Written instruction
Copy these lines verbatim, beginning at the line that contains "For every button, label, input, icon, or" and ending after the line that contains "tab-basic[interactable]: Basic: [99, 57, 169, 88]". Omit the pictures from your copy.

Dataset
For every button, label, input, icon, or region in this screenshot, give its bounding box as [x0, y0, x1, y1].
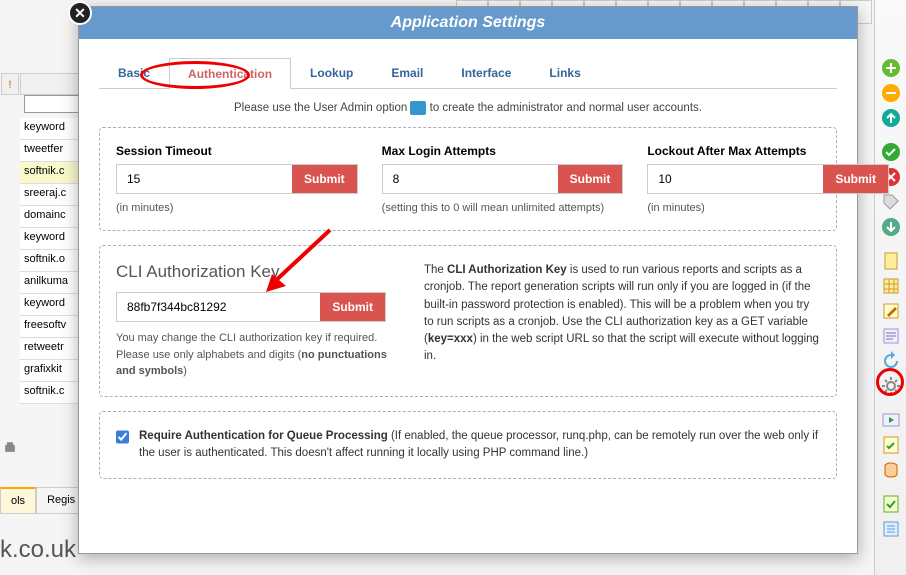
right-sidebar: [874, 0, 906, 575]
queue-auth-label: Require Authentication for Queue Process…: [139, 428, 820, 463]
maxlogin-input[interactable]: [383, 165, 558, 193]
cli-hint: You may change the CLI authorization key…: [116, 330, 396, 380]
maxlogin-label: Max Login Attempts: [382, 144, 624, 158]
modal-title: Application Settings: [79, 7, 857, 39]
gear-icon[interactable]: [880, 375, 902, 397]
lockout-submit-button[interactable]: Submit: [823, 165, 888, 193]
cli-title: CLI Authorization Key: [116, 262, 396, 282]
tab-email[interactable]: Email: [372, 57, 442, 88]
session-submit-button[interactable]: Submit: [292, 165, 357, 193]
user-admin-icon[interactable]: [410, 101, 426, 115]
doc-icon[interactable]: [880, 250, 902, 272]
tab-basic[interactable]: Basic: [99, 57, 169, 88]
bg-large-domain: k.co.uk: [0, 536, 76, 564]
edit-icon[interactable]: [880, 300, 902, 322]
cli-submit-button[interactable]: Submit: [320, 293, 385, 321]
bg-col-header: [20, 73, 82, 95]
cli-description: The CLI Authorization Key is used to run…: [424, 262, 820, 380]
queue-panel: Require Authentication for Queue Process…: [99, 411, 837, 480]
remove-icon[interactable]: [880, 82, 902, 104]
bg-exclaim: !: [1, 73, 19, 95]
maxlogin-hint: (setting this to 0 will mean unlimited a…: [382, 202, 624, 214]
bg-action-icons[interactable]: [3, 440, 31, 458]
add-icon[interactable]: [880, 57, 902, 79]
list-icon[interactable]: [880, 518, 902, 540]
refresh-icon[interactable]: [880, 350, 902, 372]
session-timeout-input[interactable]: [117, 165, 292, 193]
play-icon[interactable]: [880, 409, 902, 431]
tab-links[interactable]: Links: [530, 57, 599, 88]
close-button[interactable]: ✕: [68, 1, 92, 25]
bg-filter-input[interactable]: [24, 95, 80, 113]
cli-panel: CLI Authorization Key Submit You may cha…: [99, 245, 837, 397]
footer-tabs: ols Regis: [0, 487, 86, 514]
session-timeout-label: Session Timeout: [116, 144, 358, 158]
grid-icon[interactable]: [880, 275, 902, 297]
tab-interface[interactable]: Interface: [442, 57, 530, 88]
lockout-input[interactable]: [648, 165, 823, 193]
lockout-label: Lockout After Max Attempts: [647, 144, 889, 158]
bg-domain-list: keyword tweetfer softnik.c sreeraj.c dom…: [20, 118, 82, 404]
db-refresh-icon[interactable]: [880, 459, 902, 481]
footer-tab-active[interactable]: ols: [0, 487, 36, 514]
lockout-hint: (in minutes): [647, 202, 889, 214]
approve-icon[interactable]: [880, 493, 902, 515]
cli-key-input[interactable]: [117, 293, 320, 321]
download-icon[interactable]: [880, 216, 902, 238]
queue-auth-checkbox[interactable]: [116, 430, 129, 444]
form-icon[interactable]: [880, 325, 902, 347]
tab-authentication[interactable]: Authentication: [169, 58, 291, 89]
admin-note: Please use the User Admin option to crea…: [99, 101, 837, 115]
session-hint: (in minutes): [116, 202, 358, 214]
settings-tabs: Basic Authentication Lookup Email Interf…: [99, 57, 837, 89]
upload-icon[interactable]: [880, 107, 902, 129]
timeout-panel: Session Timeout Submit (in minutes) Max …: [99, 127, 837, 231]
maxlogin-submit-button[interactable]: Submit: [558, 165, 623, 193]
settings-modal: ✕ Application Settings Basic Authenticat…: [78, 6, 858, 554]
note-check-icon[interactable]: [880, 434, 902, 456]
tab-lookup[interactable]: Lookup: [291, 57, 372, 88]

--

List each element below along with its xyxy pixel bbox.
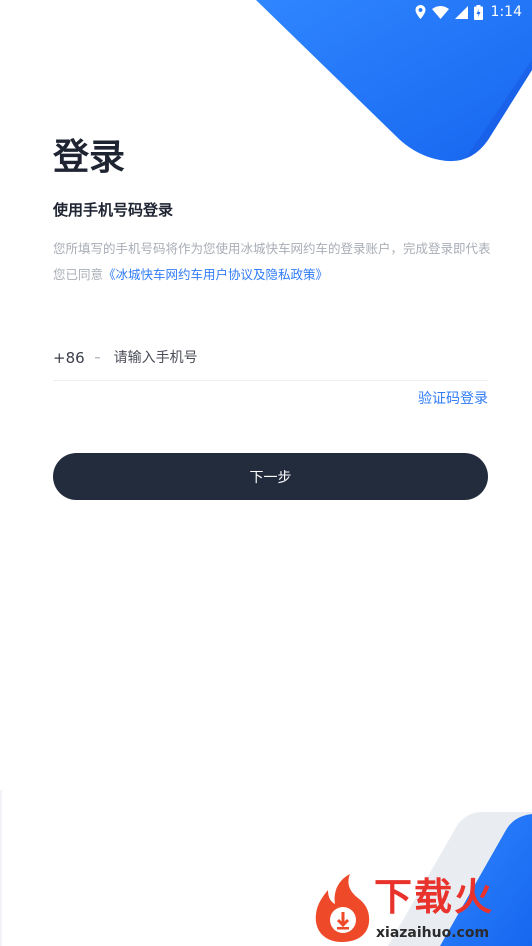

Solution to the exercise
For every button, label, input, icon, or region in this screenshot, give its bounding box as [x0, y0, x1, y1].
right-sidebar: [874, 0, 906, 575]
queue-auth-label: Require Authentication for Queue Process…: [139, 428, 820, 463]
maxlogin-input[interactable]: [383, 165, 558, 193]
cli-hint: You may change the CLI authorization key…: [116, 330, 396, 380]
maxlogin-label: Max Login Attempts: [382, 144, 624, 158]
modal-title: Application Settings: [79, 7, 857, 39]
gear-icon[interactable]: [880, 375, 902, 397]
lockout-submit-button[interactable]: Submit: [823, 165, 888, 193]
cli-title: CLI Authorization Key: [116, 262, 396, 282]
tab-email[interactable]: Email: [372, 57, 442, 88]
session-submit-button[interactable]: Submit: [292, 165, 357, 193]
user-admin-icon[interactable]: [410, 101, 426, 115]
doc-icon[interactable]: [880, 250, 902, 272]
tab-basic[interactable]: Basic: [99, 57, 169, 88]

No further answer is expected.